◆ **Input material**
^^^^^^^^
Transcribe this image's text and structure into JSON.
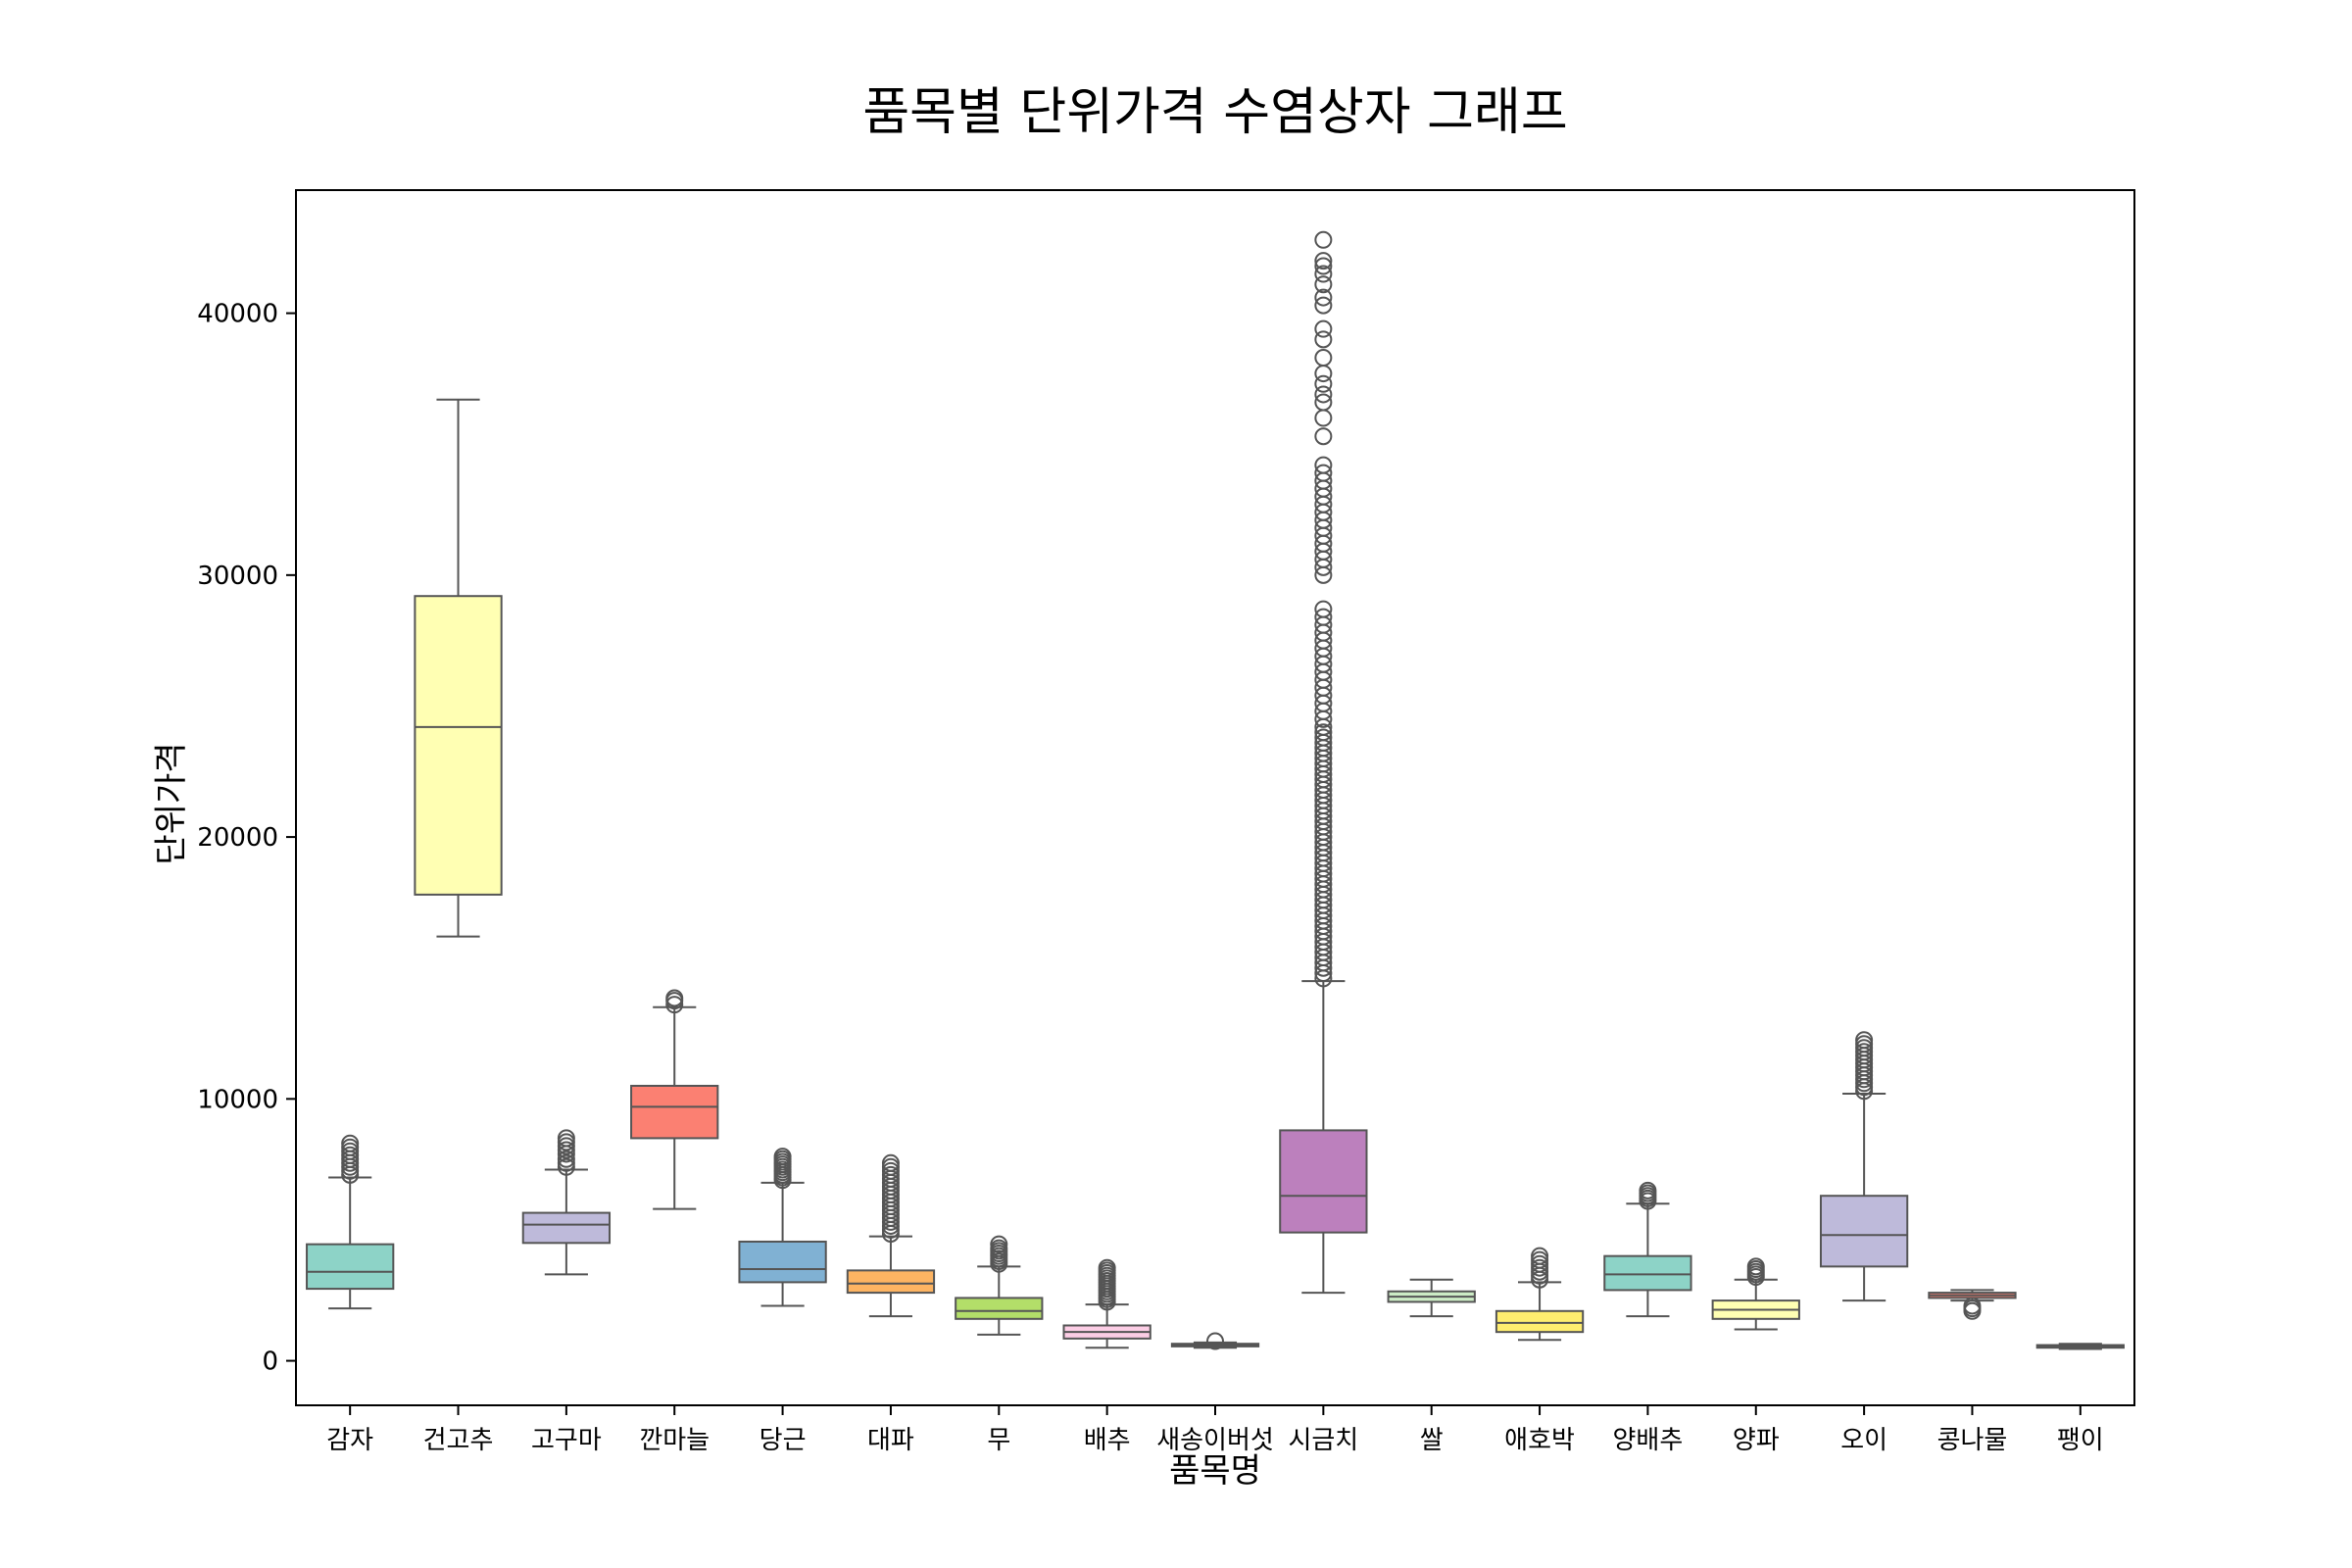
{
  "chart_data": {
    "type": "box",
    "title": "품목별 단위가격 수염상자 그래프",
    "xlabel": "품목명",
    "ylabel": "단위가격",
    "ylim": [
      -1700,
      44700
    ],
    "yticks": [
      0,
      10000,
      20000,
      30000,
      40000
    ],
    "grid": false,
    "legend": "none",
    "categories": [
      "감자",
      "건고추",
      "고구마",
      "깐마늘",
      "당근",
      "대파",
      "무",
      "배추",
      "새송이버섯",
      "시금치",
      "쌀",
      "애호박",
      "양배추",
      "양파",
      "오이",
      "콩나물",
      "팽이"
    ],
    "boxes": [
      {
        "category": "감자",
        "whisker_low": 2000,
        "q1": 2750,
        "median": 3400,
        "q3": 4450,
        "whisker_high": 7000,
        "color": "#8dd3c7",
        "outliers": [
          7100,
          7250,
          7400,
          7550,
          7700,
          7850,
          8000,
          8150,
          8300
        ]
      },
      {
        "category": "건고추",
        "whisker_low": 16200,
        "q1": 17800,
        "median": 24200,
        "q3": 29200,
        "whisker_high": 36700,
        "color": "#ffffb3",
        "outliers": []
      },
      {
        "category": "고구마",
        "whisker_low": 3300,
        "q1": 4500,
        "median": 5200,
        "q3": 5650,
        "whisker_high": 7300,
        "color": "#bebada",
        "outliers": [
          7400,
          7550,
          7700,
          7900,
          8050,
          8200,
          8350,
          8500
        ]
      },
      {
        "category": "깐마늘",
        "whisker_low": 5800,
        "q1": 8500,
        "median": 9700,
        "q3": 10500,
        "whisker_high": 13500,
        "color": "#fb8072",
        "outliers": [
          13600,
          13750,
          13850
        ]
      },
      {
        "category": "당근",
        "whisker_low": 2100,
        "q1": 3000,
        "median": 3500,
        "q3": 4550,
        "whisker_high": 6800,
        "color": "#80b1d3",
        "outliers": [
          6900,
          7000,
          7100,
          7200,
          7300,
          7400,
          7500,
          7600,
          7700,
          7800
        ]
      },
      {
        "category": "대파",
        "whisker_low": 1700,
        "q1": 2600,
        "median": 2950,
        "q3": 3450,
        "whisker_high": 4750,
        "color": "#fdb462",
        "outliers": [
          4850,
          5000,
          5150,
          5300,
          5450,
          5600,
          5750,
          5900,
          6050,
          6200,
          6350,
          6500,
          6650,
          6800,
          6950,
          7100,
          7250,
          7400,
          7550
        ]
      },
      {
        "category": "무",
        "whisker_low": 1000,
        "q1": 1600,
        "median": 1900,
        "q3": 2400,
        "whisker_high": 3600,
        "color": "#b3de69",
        "outliers": [
          3700,
          3800,
          3900,
          4000,
          4100,
          4200,
          4300,
          4450
        ]
      },
      {
        "category": "배추",
        "whisker_low": 500,
        "q1": 850,
        "median": 1100,
        "q3": 1350,
        "whisker_high": 2150,
        "color": "#fccde5",
        "outliers": [
          2250,
          2350,
          2450,
          2550,
          2650,
          2750,
          2850,
          2950,
          3050,
          3150,
          3250,
          3350,
          3450,
          3550
        ]
      },
      {
        "category": "새송이버섯",
        "whisker_low": 500,
        "q1": 550,
        "median": 600,
        "q3": 650,
        "whisker_high": 700,
        "color": "#d9d9d9",
        "outliers": [
          750
        ]
      },
      {
        "category": "시금치",
        "whisker_low": 2600,
        "q1": 4900,
        "median": 6300,
        "q3": 8800,
        "whisker_high": 14500,
        "color": "#bc80bd",
        "outliers": [
          14600,
          14800,
          15000,
          15200,
          15400,
          15600,
          15800,
          16000,
          16200,
          16400,
          16600,
          16800,
          17000,
          17200,
          17400,
          17600,
          17800,
          18000,
          18200,
          18400,
          18600,
          18800,
          19000,
          19200,
          19400,
          19600,
          19800,
          20000,
          20200,
          20400,
          20600,
          20800,
          21000,
          21200,
          21400,
          21600,
          21800,
          22000,
          22200,
          22400,
          22600,
          22800,
          23000,
          23200,
          23400,
          23600,
          23800,
          24000,
          24200,
          24500,
          24800,
          25100,
          25400,
          25700,
          26000,
          26300,
          26600,
          26900,
          27200,
          27500,
          27800,
          28100,
          28400,
          28700,
          30000,
          30300,
          30600,
          30900,
          31200,
          31500,
          31800,
          32100,
          32400,
          32700,
          33000,
          33300,
          33600,
          33900,
          34200,
          35300,
          36000,
          36600,
          36900,
          37300,
          37700,
          38300,
          39000,
          39400,
          40300,
          40600,
          41100,
          41500,
          41800,
          42000,
          42800
        ]
      },
      {
        "category": "쌀",
        "whisker_low": 1700,
        "q1": 2250,
        "median": 2450,
        "q3": 2650,
        "whisker_high": 3100,
        "color": "#ccebc5",
        "outliers": []
      },
      {
        "category": "애호박",
        "whisker_low": 800,
        "q1": 1100,
        "median": 1450,
        "q3": 1900,
        "whisker_high": 3000,
        "color": "#ffed6f",
        "outliers": [
          3100,
          3250,
          3400,
          3550,
          3700,
          3850,
          4000
        ]
      },
      {
        "category": "양배추",
        "whisker_low": 1700,
        "q1": 2700,
        "median": 3300,
        "q3": 4000,
        "whisker_high": 6000,
        "color": "#8dd3c7",
        "outliers": [
          6100,
          6200,
          6300,
          6400,
          6500
        ]
      },
      {
        "category": "양파",
        "whisker_low": 1200,
        "q1": 1600,
        "median": 1950,
        "q3": 2300,
        "whisker_high": 3100,
        "color": "#ffffb3",
        "outliers": [
          3200,
          3300,
          3400,
          3500,
          3600
        ]
      },
      {
        "category": "오이",
        "whisker_low": 2300,
        "q1": 3600,
        "median": 4800,
        "q3": 6300,
        "whisker_high": 10200,
        "color": "#bebada",
        "outliers": [
          10300,
          10450,
          10600,
          10750,
          10900,
          11050,
          11200,
          11350,
          11500,
          11650,
          11800,
          11950,
          12100,
          12250
        ]
      },
      {
        "category": "콩나물",
        "whisker_low": 2300,
        "q1": 2400,
        "median": 2500,
        "q3": 2600,
        "whisker_high": 2700,
        "color": "#fb8072",
        "outliers": [
          1900,
          2000,
          2100
        ]
      },
      {
        "category": "팽이",
        "whisker_low": 450,
        "q1": 500,
        "median": 550,
        "q3": 600,
        "whisker_high": 650,
        "color": "#80b1d3",
        "outliers": []
      }
    ]
  }
}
^^^^^^^^
◆ **Challenge**
Quote each line of the listing exactly, but leave the pictures out.

◆ **Written answer**
Transcribe this image's text and structure into JSON.
{
  "chart_data": {
    "type": "box",
    "title": "품목별 단위가격 수염상자 그래프",
    "xlabel": "품목명",
    "ylabel": "단위가격",
    "ylim": [
      -1700,
      44700
    ],
    "yticks": [
      0,
      10000,
      20000,
      30000,
      40000
    ],
    "grid": false,
    "legend": "none",
    "categories": [
      "감자",
      "건고추",
      "고구마",
      "깐마늘",
      "당근",
      "대파",
      "무",
      "배추",
      "새송이버섯",
      "시금치",
      "쌀",
      "애호박",
      "양배추",
      "양파",
      "오이",
      "콩나물",
      "팽이"
    ],
    "boxes": [
      {
        "category": "감자",
        "whisker_low": 2000,
        "q1": 2750,
        "median": 3400,
        "q3": 4450,
        "whisker_high": 7000,
        "color": "#8dd3c7",
        "outliers": [
          7100,
          7250,
          7400,
          7550,
          7700,
          7850,
          8000,
          8150,
          8300
        ]
      },
      {
        "category": "건고추",
        "whisker_low": 16200,
        "q1": 17800,
        "median": 24200,
        "q3": 29200,
        "whisker_high": 36700,
        "color": "#ffffb3",
        "outliers": []
      },
      {
        "category": "고구마",
        "whisker_low": 3300,
        "q1": 4500,
        "median": 5200,
        "q3": 5650,
        "whisker_high": 7300,
        "color": "#bebada",
        "outliers": [
          7400,
          7550,
          7700,
          7900,
          8050,
          8200,
          8350,
          8500
        ]
      },
      {
        "category": "깐마늘",
        "whisker_low": 5800,
        "q1": 8500,
        "median": 9700,
        "q3": 10500,
        "whisker_high": 13500,
        "color": "#fb8072",
        "outliers": [
          13600,
          13750,
          13850
        ]
      },
      {
        "category": "당근",
        "whisker_low": 2100,
        "q1": 3000,
        "median": 3500,
        "q3": 4550,
        "whisker_high": 6800,
        "color": "#80b1d3",
        "outliers": [
          6900,
          7000,
          7100,
          7200,
          7300,
          7400,
          7500,
          7600,
          7700,
          7800
        ]
      },
      {
        "category": "대파",
        "whisker_low": 1700,
        "q1": 2600,
        "median": 2950,
        "q3": 3450,
        "whisker_high": 4750,
        "color": "#fdb462",
        "outliers": [
          4850,
          5000,
          5150,
          5300,
          5450,
          5600,
          5750,
          5900,
          6050,
          6200,
          6350,
          6500,
          6650,
          6800,
          6950,
          7100,
          7250,
          7400,
          7550
        ]
      },
      {
        "category": "무",
        "whisker_low": 1000,
        "q1": 1600,
        "median": 1900,
        "q3": 2400,
        "whisker_high": 3600,
        "color": "#b3de69",
        "outliers": [
          3700,
          3800,
          3900,
          4000,
          4100,
          4200,
          4300,
          4450
        ]
      },
      {
        "category": "배추",
        "whisker_low": 500,
        "q1": 850,
        "median": 1100,
        "q3": 1350,
        "whisker_high": 2150,
        "color": "#fccde5",
        "outliers": [
          2250,
          2350,
          2450,
          2550,
          2650,
          2750,
          2850,
          2950,
          3050,
          3150,
          3250,
          3350,
          3450,
          3550
        ]
      },
      {
        "category": "새송이버섯",
        "whisker_low": 500,
        "q1": 550,
        "median": 600,
        "q3": 650,
        "whisker_high": 700,
        "color": "#d9d9d9",
        "outliers": [
          750
        ]
      },
      {
        "category": "시금치",
        "whisker_low": 2600,
        "q1": 4900,
        "median": 6300,
        "q3": 8800,
        "whisker_high": 14500,
        "color": "#bc80bd",
        "outliers": [
          14600,
          14800,
          15000,
          15200,
          15400,
          15600,
          15800,
          16000,
          16200,
          16400,
          16600,
          16800,
          17000,
          17200,
          17400,
          17600,
          17800,
          18000,
          18200,
          18400,
          18600,
          18800,
          19000,
          19200,
          19400,
          19600,
          19800,
          20000,
          20200,
          20400,
          20600,
          20800,
          21000,
          21200,
          21400,
          21600,
          21800,
          22000,
          22200,
          22400,
          22600,
          22800,
          23000,
          23200,
          23400,
          23600,
          23800,
          24000,
          24200,
          24500,
          24800,
          25100,
          25400,
          25700,
          26000,
          26300,
          26600,
          26900,
          27200,
          27500,
          27800,
          28100,
          28400,
          28700,
          30000,
          30300,
          30600,
          30900,
          31200,
          31500,
          31800,
          32100,
          32400,
          32700,
          33000,
          33300,
          33600,
          33900,
          34200,
          35300,
          36000,
          36600,
          36900,
          37300,
          37700,
          38300,
          39000,
          39400,
          40300,
          40600,
          41100,
          41500,
          41800,
          42000,
          42800
        ]
      },
      {
        "category": "쌀",
        "whisker_low": 1700,
        "q1": 2250,
        "median": 2450,
        "q3": 2650,
        "whisker_high": 3100,
        "color": "#ccebc5",
        "outliers": []
      },
      {
        "category": "애호박",
        "whisker_low": 800,
        "q1": 1100,
        "median": 1450,
        "q3": 1900,
        "whisker_high": 3000,
        "color": "#ffed6f",
        "outliers": [
          3100,
          3250,
          3400,
          3550,
          3700,
          3850,
          4000
        ]
      },
      {
        "category": "양배추",
        "whisker_low": 1700,
        "q1": 2700,
        "median": 3300,
        "q3": 4000,
        "whisker_high": 6000,
        "color": "#8dd3c7",
        "outliers": [
          6100,
          6200,
          6300,
          6400,
          6500
        ]
      },
      {
        "category": "양파",
        "whisker_low": 1200,
        "q1": 1600,
        "median": 1950,
        "q3": 2300,
        "whisker_high": 3100,
        "color": "#ffffb3",
        "outliers": [
          3200,
          3300,
          3400,
          3500,
          3600
        ]
      },
      {
        "category": "오이",
        "whisker_low": 2300,
        "q1": 3600,
        "median": 4800,
        "q3": 6300,
        "whisker_high": 10200,
        "color": "#bebada",
        "outliers": [
          10300,
          10450,
          10600,
          10750,
          10900,
          11050,
          11200,
          11350,
          11500,
          11650,
          11800,
          11950,
          12100,
          12250
        ]
      },
      {
        "category": "콩나물",
        "whisker_low": 2300,
        "q1": 2400,
        "median": 2500,
        "q3": 2600,
        "whisker_high": 2700,
        "color": "#fb8072",
        "outliers": [
          1900,
          2000,
          2100
        ]
      },
      {
        "category": "팽이",
        "whisker_low": 450,
        "q1": 500,
        "median": 550,
        "q3": 600,
        "whisker_high": 650,
        "color": "#80b1d3",
        "outliers": []
      }
    ]
  }
}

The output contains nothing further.